**YOUR OBJECTIVE:** Return each line holding the string "breakfast".

**DATA TO PROCESS:**
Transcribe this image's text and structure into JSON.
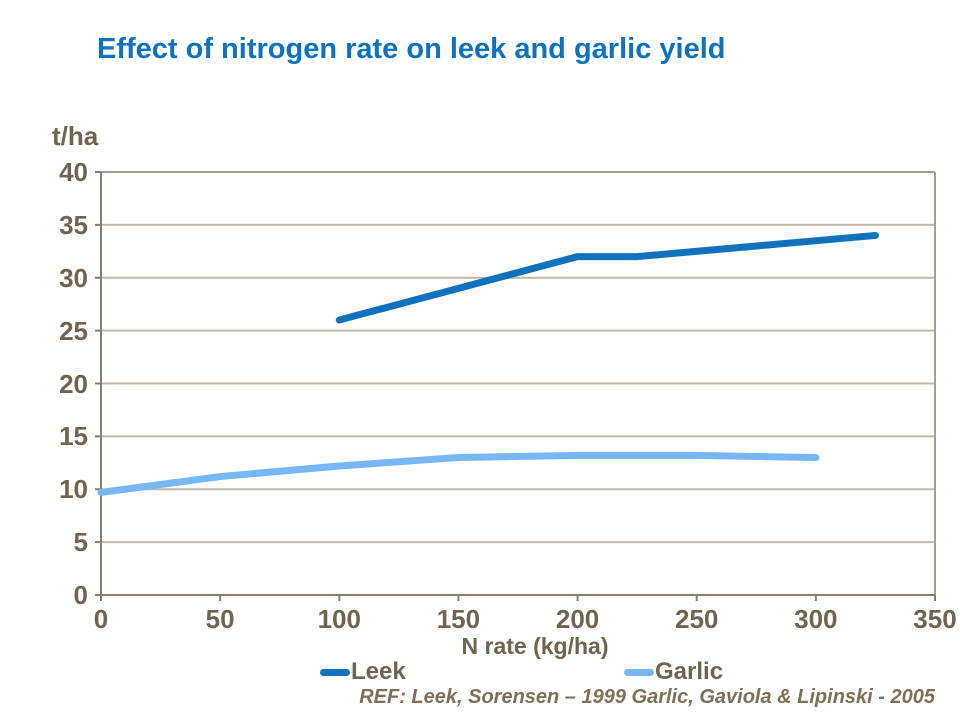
{
  "title": {
    "text": "Effect of nitrogen rate on leek and garlic yield",
    "color": "#0E72BD"
  },
  "colors": {
    "axis_text": "#6F6450",
    "grid_line": "#C1B8A9",
    "axis_line": "#8A7D6C",
    "plot_border": "#A89D8E",
    "footnote": "#7D7059"
  },
  "chart_data": {
    "type": "line",
    "title": "Effect of nitrogen rate on leek and garlic yield",
    "y_unit_label": "t/ha",
    "xlabel": "N rate (kg/ha)",
    "ylabel": "t/ha",
    "xlim": [
      0,
      350
    ],
    "ylim": [
      0,
      40
    ],
    "x_ticks": [
      0,
      50,
      100,
      150,
      200,
      250,
      300,
      350
    ],
    "y_ticks": [
      0,
      5,
      10,
      15,
      20,
      25,
      30,
      35,
      40
    ],
    "grid": "horizontal gridlines every 5 t/ha, plot area outlined",
    "legend_position": "bottom",
    "series": [
      {
        "name": "Leek",
        "color": "#1072BC",
        "points": [
          [
            100,
            26
          ],
          [
            200,
            32
          ],
          [
            225,
            32
          ],
          [
            325,
            34
          ]
        ]
      },
      {
        "name": "Garlic",
        "color": "#77B8F4",
        "points": [
          [
            0,
            9.7
          ],
          [
            50,
            11.2
          ],
          [
            100,
            12.2
          ],
          [
            150,
            13
          ],
          [
            200,
            13.2
          ],
          [
            250,
            13.2
          ],
          [
            300,
            13
          ]
        ]
      }
    ],
    "footnote": "REF: Leek, Sorensen – 1999 Garlic, Gaviola & Lipinski - 2005"
  }
}
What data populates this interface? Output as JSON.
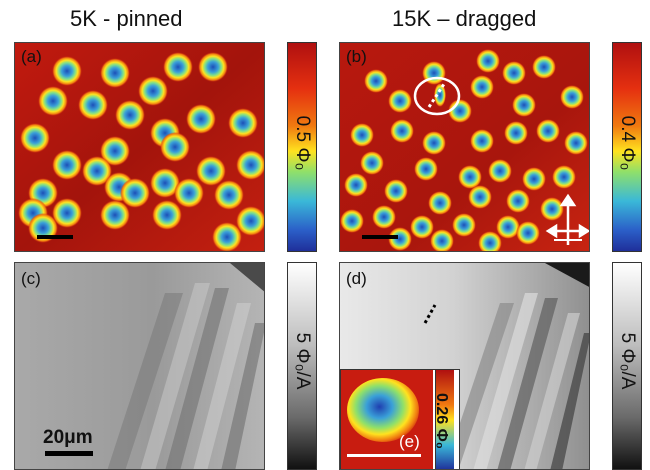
{
  "headings": {
    "left": "5K - pinned",
    "right": "15K – dragged"
  },
  "panels": {
    "a": "(a)",
    "b": "(b)",
    "c": "(c)",
    "d": "(d)",
    "e": "(e)"
  },
  "colorbars": {
    "a": "0.5 Φ₀",
    "b": "0.4 Φ₀",
    "c": "5 Φ₀/A",
    "d": "5 Φ₀/A",
    "e": "0.26 Φ₀"
  },
  "scale_bar_label": "20μm",
  "colors": {
    "vortex_map_background": "#b3170e",
    "vortex_ring": "#ffd21f",
    "vortex_core": "#1f5dc2",
    "susceptibility_light": "#d6d6d6",
    "susceptibility_dark": "#3a3a3a"
  },
  "icons": {
    "drag_direction": "four-way-arrow-icon"
  }
}
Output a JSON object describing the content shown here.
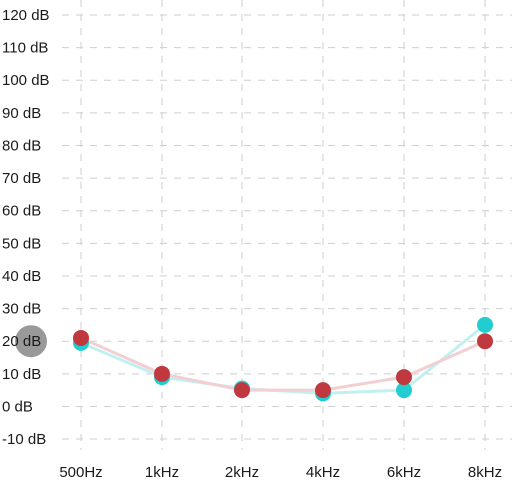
{
  "chart_data": {
    "type": "line",
    "categories": [
      "500Hz",
      "1kHz",
      "2kHz",
      "4kHz",
      "6kHz",
      "8kHz"
    ],
    "y_ticks": [
      120,
      110,
      100,
      90,
      80,
      70,
      60,
      50,
      40,
      30,
      20,
      10,
      0,
      -10
    ],
    "y_tick_labels": [
      "120 dB",
      "110 dB",
      "100 dB",
      "90 dB",
      "80 dB",
      "70 dB",
      "60 dB",
      "50 dB",
      "40 dB",
      "30 dB",
      "20 dB",
      "10 dB",
      "0 dB",
      "-10 dB"
    ],
    "ylim": [
      -10,
      120
    ],
    "grid": true,
    "series": [
      {
        "color": "#22cdd1",
        "line_color": "#c2f0f1",
        "values": [
          19.5,
          9,
          5.5,
          4,
          5,
          25
        ]
      },
      {
        "color": "#c0393e",
        "line_color": "#f2cfd0",
        "values": [
          21,
          10,
          5,
          5,
          9,
          20
        ]
      }
    ],
    "cursor": {
      "color": "#999999",
      "category_index": 0,
      "value": 20
    }
  }
}
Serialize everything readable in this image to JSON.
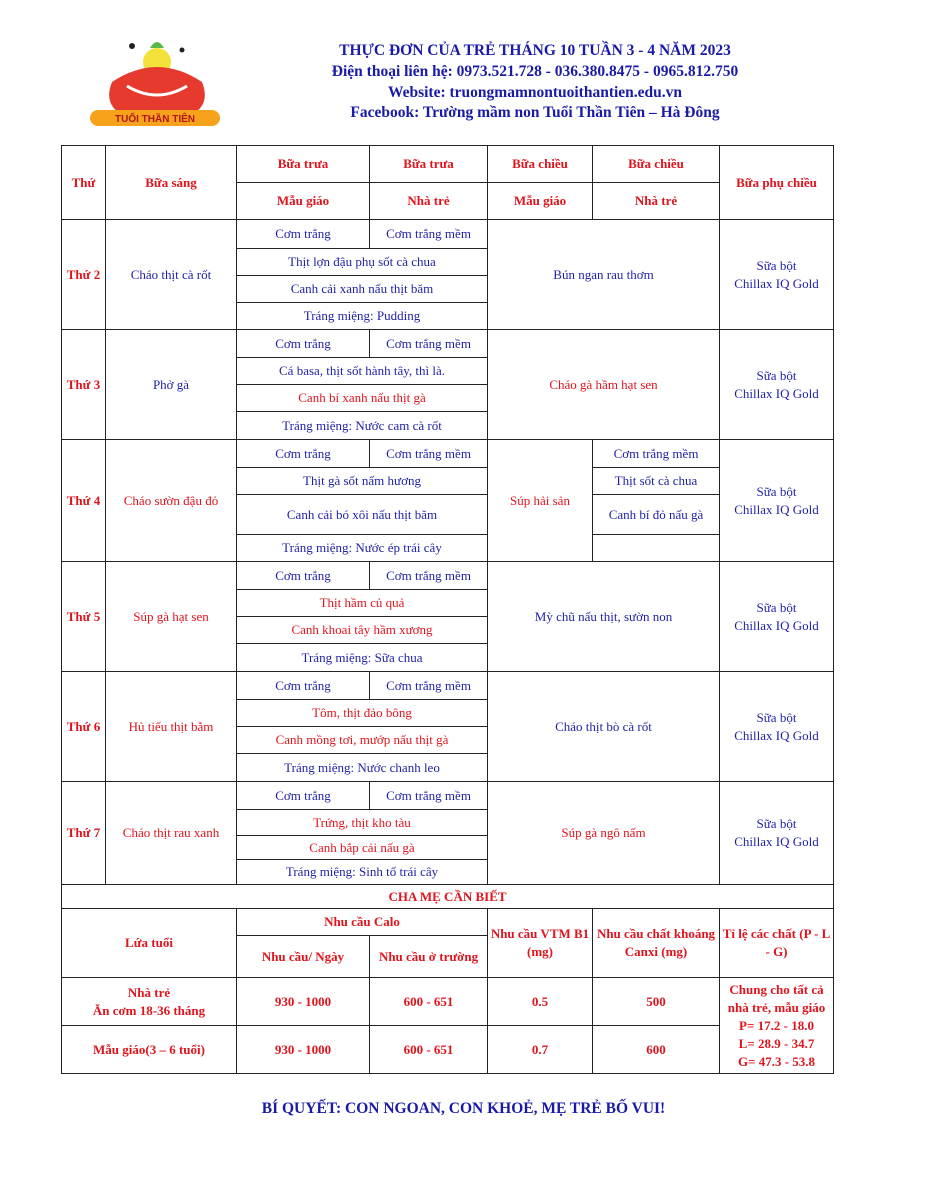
{
  "header": {
    "title": "THỰC ĐƠN CỦA TRẺ THÁNG 10 TUẦN 3 - 4 NĂM 2023",
    "phone": "Điện thoại liên hệ:  0973.521.728 - 036.380.8475  - 0965.812.750",
    "website": "Website: truongmamnontuoithantien.edu.vn",
    "facebook": "Facebook: Trường mầm non Tuổi Thần Tiên – Hà Đông",
    "logo_text": "Tuổi Thần Tiên"
  },
  "colors": {
    "red": "#e0141c",
    "blue": "#1f1fa6"
  },
  "menu_header": {
    "day": "Thứ",
    "breakfast": "Bữa sáng",
    "lunch": "Bữa trưa",
    "afternoon": "Bữa chiều",
    "kindergarten": "Mẫu giáo",
    "nursery": "Nhà trẻ",
    "snack": "Bữa phụ chiều"
  },
  "days": [
    {
      "label": "Thứ 2",
      "breakfast": "Cháo thịt cà rốt",
      "bc": "b",
      "rice_mg": "Cơm trắng",
      "rice_nt": "Cơm trắng mềm",
      "lunch": [
        {
          "t": "Thịt lợn đậu phụ sốt cà chua",
          "c": "b"
        },
        {
          "t": "Canh cải xanh nấu thịt băm",
          "c": "b"
        },
        {
          "t": "Tráng miệng: Pudding",
          "c": "b"
        }
      ],
      "afternoon": "Bún ngan rau thơm",
      "ac": "b",
      "snack": [
        "Sữa bột",
        "Chillax IQ Gold"
      ]
    },
    {
      "label": "Thứ 3",
      "breakfast": "Phở gà",
      "bc": "b",
      "rice_mg": "Cơm trắng",
      "rice_nt": "Cơm trắng mềm",
      "lunch": [
        {
          "t": "Cá basa, thịt sốt hành tây, thì là.",
          "c": "b"
        },
        {
          "t": "Canh bí xanh nấu thịt gà",
          "c": "r"
        },
        {
          "t": "Tráng miệng: Nước cam cà rốt",
          "c": "b"
        }
      ],
      "afternoon": "Cháo gà hầm hạt sen",
      "ac": "r",
      "snack": [
        "Sữa bột",
        "Chillax IQ Gold"
      ]
    },
    {
      "label": "Thứ 4",
      "breakfast": "Cháo sườn đậu đỏ",
      "bc": "r",
      "rice_mg": "Cơm trắng",
      "rice_nt": "Cơm trắng mềm",
      "lunch": [
        {
          "t": "Thịt gà sốt nấm hương",
          "c": "b"
        },
        {
          "t": "Canh cải bó xôi nấu thịt băm",
          "c": "b"
        },
        {
          "t": "Tráng miệng: Nước ép trái cây",
          "c": "b"
        }
      ],
      "afternoon": "Súp hải sản",
      "ac": "r",
      "afternoon_nt": [
        "Cơm trắng mềm",
        "Thịt sốt cà chua",
        "Canh bí đỏ nấu gà",
        ""
      ],
      "snack": [
        "Sữa bột",
        "Chillax IQ Gold"
      ]
    },
    {
      "label": "Thứ 5",
      "breakfast": "Súp gà hạt sen",
      "bc": "r",
      "rice_mg": "Cơm trắng",
      "rice_nt": "Cơm trắng mềm",
      "lunch": [
        {
          "t": "Thịt hầm củ quả",
          "c": "r"
        },
        {
          "t": "Canh khoai tây hầm xương",
          "c": "r"
        },
        {
          "t": "Tráng miệng: Sữa chua",
          "c": "b"
        }
      ],
      "afternoon": "Mỳ chũ nấu thịt, sườn non",
      "ac": "b",
      "snack": [
        "Sữa bột",
        "Chillax IQ Gold"
      ]
    },
    {
      "label": "Thứ 6",
      "breakfast": "Hủ tiếu thịt bằm",
      "bc": "r",
      "rice_mg": "Cơm trắng",
      "rice_nt": "Cơm trắng mềm",
      "lunch": [
        {
          "t": "Tôm, thịt đảo bông",
          "c": "r"
        },
        {
          "t": "Canh mồng tơi, mướp nấu thịt gà",
          "c": "r"
        },
        {
          "t": "Tráng miệng: Nước chanh leo",
          "c": "b"
        }
      ],
      "afternoon": "Cháo thịt bò cà rốt",
      "ac": "b",
      "snack": [
        "Sữa bột",
        "Chillax IQ Gold"
      ]
    },
    {
      "label": "Thứ 7",
      "breakfast": "Cháo thịt rau xanh",
      "bc": "r",
      "rice_mg": "Cơm trắng",
      "rice_nt": "Cơm trắng mềm",
      "lunch": [
        {
          "t": "Trứng, thịt kho tàu",
          "c": "r"
        },
        {
          "t": "Canh bắp cải nấu gà",
          "c": "r"
        },
        {
          "t": "Tráng miệng: Sinh tố trái cây",
          "c": "b"
        }
      ],
      "afternoon": "Súp gà ngô nấm",
      "ac": "r",
      "snack": [
        "Sữa bột",
        "Chillax IQ Gold"
      ]
    }
  ],
  "parents": {
    "title": "CHA MẸ CẦN BIẾT",
    "age": "Lứa tuổi",
    "calo": "Nhu cầu Calo",
    "per_day": "Nhu cầu/ Ngày",
    "at_school": "Nhu cầu ở trường",
    "vtm": "Nhu cầu VTM B1 (mg)",
    "canxi": "Nhu cầu chất khoáng Canxi (mg)",
    "ratio": "Tỉ lệ các chất (P - L - G)",
    "rows": [
      {
        "age": [
          "Nhà trẻ",
          "Ăn cơm 18-36 tháng"
        ],
        "per_day": "930 - 1000",
        "at_school": "600 - 651",
        "vtm": "0.5",
        "canxi": "500"
      },
      {
        "age": [
          "Mẫu giáo(3 – 6 tuổi)"
        ],
        "per_day": "930 - 1000",
        "at_school": "600 - 651",
        "vtm": "0.7",
        "canxi": "600"
      }
    ],
    "ratio_values": [
      "Chung cho tất cả nhà trẻ, mẫu giáo",
      "P= 17.2 - 18.0",
      "L= 28.9 - 34.7",
      "G= 47.3 - 53.8"
    ]
  },
  "footer": "BÍ QUYẾT: CON NGOAN, CON KHOẺ, MẸ TRẺ BỐ VUI!"
}
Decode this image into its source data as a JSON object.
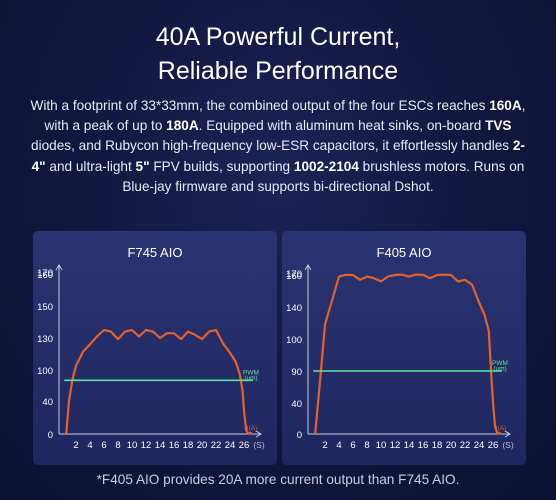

**THE RESPONSE:**
    "breakfast": "Bữa sáng",
      "breakfast": "Cháo thịt cà rốt",
      "breakfast": "Phở gà",
      "breakfast": "Cháo sườn đậu đỏ",
      "breakfast": "Súp gà hạt sen",
      "breakfast": "Hủ tiếu thịt bằm",
      "breakfast": "Cháo thịt rau xanh",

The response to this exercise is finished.